### What needs to be done
Each record that follows should be repeated exactly, minus any images.

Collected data
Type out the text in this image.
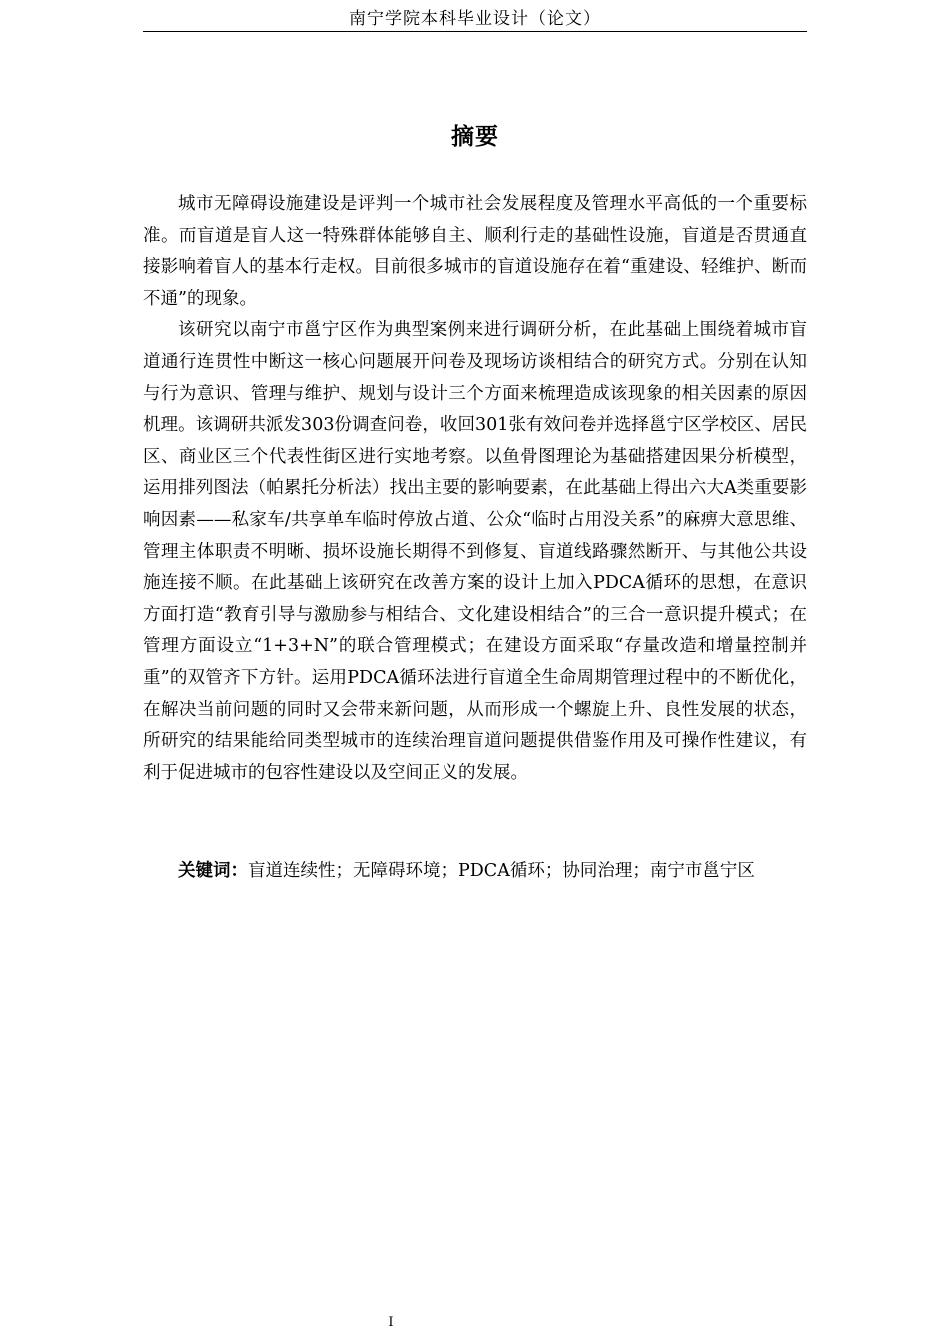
南宁学院本科毕业设计（论文）
摘要

城市无障碍设施建设是评判一个城市社会发展程度及管理水平高低的一个重要标准。而盲道是盲人这一特殊群体能够自主、顺利行走的基础性设施，盲道是否贯通直接影响着盲人的基本行走权。目前很多城市的盲道设施存在着“重建设、轻维护、断而不通”的现象。

该研究以南宁市邕宁区作为典型案例来进行调研分析，在此基础上围绕着城市盲道通行连贯性中断这一核心问题展开问卷及现场访谈相结合的研究方式。分别在认知与行为意识、管理与维护、规划与设计三个方面来梳理造成该现象的相关因素的原因机理。该调研共派发303份调查问卷，收回301张有效问卷并选择邕宁区学校区、居民区、商业区三个代表性街区进行实地考察。以鱼骨图理论为基础搭建因果分析模型，运用排列图法（帕累托分析法）找出主要的影响要素，在此基础上得出六大A类重要影响因素——私家车/共享单车临时停放占道、公众“临时占用没关系”的麻痹大意思维、管理主体职责不明晰、损坏设施长期得不到修复、盲道线路骤然断开、与其他公共设施连接不顺。在此基础上该研究在改善方案的设计上加入PDCA循环的思想，在意识方面打造“教育引导与激励参与相结合、文化建设相结合”的三合一意识提升模式；在管理方面设立“1+3+N”的联合管理模式；在建设方面采取“存量改造和增量控制并重”的双管齐下方针。运用PDCA循环法进行盲道全生命周期管理过程中的不断优化，在解决当前问题的同时又会带来新问题，从而形成一个螺旋上升、良性发展的状态，所研究的结果能给同类型城市的连续治理盲道问题提供借鉴作用及可操作性建议，有利于促进城市的包容性建设以及空间正义的发展。

关键词：盲道连续性；无障碍环境；PDCA循环；协同治理；南宁市邕宁区
I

### Solution to this exercise
Type out the text in this image.
南宁学院本科毕业设计（论文）
摘要

城市无障碍设施建设是评判一个城市社会发展程度及管理水平高低的一个重要标准。而盲道是盲人这一特殊群体能够自主、顺利行走的基础性设施，盲道是否贯通直接影响着盲人的基本行走权。目前很多城市的盲道设施存在着“重建设、轻维护、断而不通”的现象。

该研究以南宁市邕宁区作为典型案例来进行调研分析，在此基础上围绕着城市盲道通行连贯性中断这一核心问题展开问卷及现场访谈相结合的研究方式。分别在认知与行为意识、管理与维护、规划与设计三个方面来梳理造成该现象的相关因素的原因机理。该调研共派发303份调查问卷，收回301张有效问卷并选择邕宁区学校区、居民区、商业区三个代表性街区进行实地考察。以鱼骨图理论为基础搭建因果分析模型，运用排列图法（帕累托分析法）找出主要的影响要素，在此基础上得出六大A类重要影响因素——私家车/共享单车临时停放占道、公众“临时占用没关系”的麻痹大意思维、管理主体职责不明晰、损坏设施长期得不到修复、盲道线路骤然断开、与其他公共设施连接不顺。在此基础上该研究在改善方案的设计上加入PDCA循环的思想，在意识方面打造“教育引导与激励参与相结合、文化建设相结合”的三合一意识提升模式；在管理方面设立“1+3+N”的联合管理模式；在建设方面采取“存量改造和增量控制并重”的双管齐下方针。运用PDCA循环法进行盲道全生命周期管理过程中的不断优化，在解决当前问题的同时又会带来新问题，从而形成一个螺旋上升、良性发展的状态，所研究的结果能给同类型城市的连续治理盲道问题提供借鉴作用及可操作性建议，有利于促进城市的包容性建设以及空间正义的发展。

关键词：盲道连续性；无障碍环境；PDCA循环；协同治理；南宁市邕宁区
I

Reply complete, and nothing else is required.